● THE PROBLEM:
Retype the material in full, keeping every word the same.

● ENTRIES:
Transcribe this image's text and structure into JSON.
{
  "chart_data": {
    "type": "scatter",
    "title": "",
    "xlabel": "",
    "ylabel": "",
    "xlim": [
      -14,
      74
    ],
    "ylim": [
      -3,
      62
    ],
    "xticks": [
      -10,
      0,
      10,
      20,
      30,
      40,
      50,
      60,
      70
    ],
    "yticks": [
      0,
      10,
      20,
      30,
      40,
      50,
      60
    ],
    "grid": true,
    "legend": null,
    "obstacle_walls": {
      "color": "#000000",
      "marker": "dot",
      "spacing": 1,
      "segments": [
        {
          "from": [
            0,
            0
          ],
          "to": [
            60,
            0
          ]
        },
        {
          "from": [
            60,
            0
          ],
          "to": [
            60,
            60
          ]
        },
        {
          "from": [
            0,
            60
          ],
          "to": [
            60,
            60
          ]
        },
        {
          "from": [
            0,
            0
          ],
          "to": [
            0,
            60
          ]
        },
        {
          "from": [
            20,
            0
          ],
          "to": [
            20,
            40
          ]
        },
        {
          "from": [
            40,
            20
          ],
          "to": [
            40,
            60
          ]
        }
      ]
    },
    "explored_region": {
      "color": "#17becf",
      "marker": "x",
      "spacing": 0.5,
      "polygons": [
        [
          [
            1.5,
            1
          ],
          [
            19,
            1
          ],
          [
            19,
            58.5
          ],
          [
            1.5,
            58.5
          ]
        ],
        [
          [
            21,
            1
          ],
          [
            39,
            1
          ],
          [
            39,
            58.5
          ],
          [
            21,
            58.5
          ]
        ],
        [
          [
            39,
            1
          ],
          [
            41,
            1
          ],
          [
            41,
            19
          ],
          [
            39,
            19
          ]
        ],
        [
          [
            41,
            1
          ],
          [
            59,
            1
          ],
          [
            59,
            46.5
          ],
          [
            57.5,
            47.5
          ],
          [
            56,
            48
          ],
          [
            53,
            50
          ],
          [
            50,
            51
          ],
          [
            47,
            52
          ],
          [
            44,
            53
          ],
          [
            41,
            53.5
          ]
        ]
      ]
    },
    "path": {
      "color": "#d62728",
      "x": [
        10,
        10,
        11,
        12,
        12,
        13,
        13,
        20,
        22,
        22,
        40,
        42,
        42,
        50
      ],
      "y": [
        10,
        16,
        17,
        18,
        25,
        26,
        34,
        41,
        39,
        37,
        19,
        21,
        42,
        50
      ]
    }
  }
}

● RESPONSE TO THIS TASK:
Transcribe this image's text and structure into JSON.
{
  "chart_data": {
    "type": "scatter",
    "title": "",
    "xlabel": "",
    "ylabel": "",
    "xlim": [
      -14,
      74
    ],
    "ylim": [
      -3,
      62
    ],
    "xticks": [
      -10,
      0,
      10,
      20,
      30,
      40,
      50,
      60,
      70
    ],
    "yticks": [
      0,
      10,
      20,
      30,
      40,
      50,
      60
    ],
    "grid": true,
    "legend": null,
    "obstacle_walls": {
      "color": "#000000",
      "marker": "dot",
      "spacing": 1,
      "segments": [
        {
          "from": [
            0,
            0
          ],
          "to": [
            60,
            0
          ]
        },
        {
          "from": [
            60,
            0
          ],
          "to": [
            60,
            60
          ]
        },
        {
          "from": [
            0,
            60
          ],
          "to": [
            60,
            60
          ]
        },
        {
          "from": [
            0,
            0
          ],
          "to": [
            0,
            60
          ]
        },
        {
          "from": [
            20,
            0
          ],
          "to": [
            20,
            40
          ]
        },
        {
          "from": [
            40,
            20
          ],
          "to": [
            40,
            60
          ]
        }
      ]
    },
    "explored_region": {
      "color": "#17becf",
      "marker": "x",
      "spacing": 0.5,
      "polygons": [
        [
          [
            1.5,
            1
          ],
          [
            19,
            1
          ],
          [
            19,
            58.5
          ],
          [
            1.5,
            58.5
          ]
        ],
        [
          [
            21,
            1
          ],
          [
            39,
            1
          ],
          [
            39,
            58.5
          ],
          [
            21,
            58.5
          ]
        ],
        [
          [
            39,
            1
          ],
          [
            41,
            1
          ],
          [
            41,
            19
          ],
          [
            39,
            19
          ]
        ],
        [
          [
            41,
            1
          ],
          [
            59,
            1
          ],
          [
            59,
            46.5
          ],
          [
            57.5,
            47.5
          ],
          [
            56,
            48
          ],
          [
            53,
            50
          ],
          [
            50,
            51
          ],
          [
            47,
            52
          ],
          [
            44,
            53
          ],
          [
            41,
            53.5
          ]
        ]
      ]
    },
    "path": {
      "color": "#d62728",
      "x": [
        10,
        10,
        11,
        12,
        12,
        13,
        13,
        20,
        22,
        22,
        40,
        42,
        42,
        50
      ],
      "y": [
        10,
        16,
        17,
        18,
        25,
        26,
        34,
        41,
        39,
        37,
        19,
        21,
        42,
        50
      ]
    }
  }
}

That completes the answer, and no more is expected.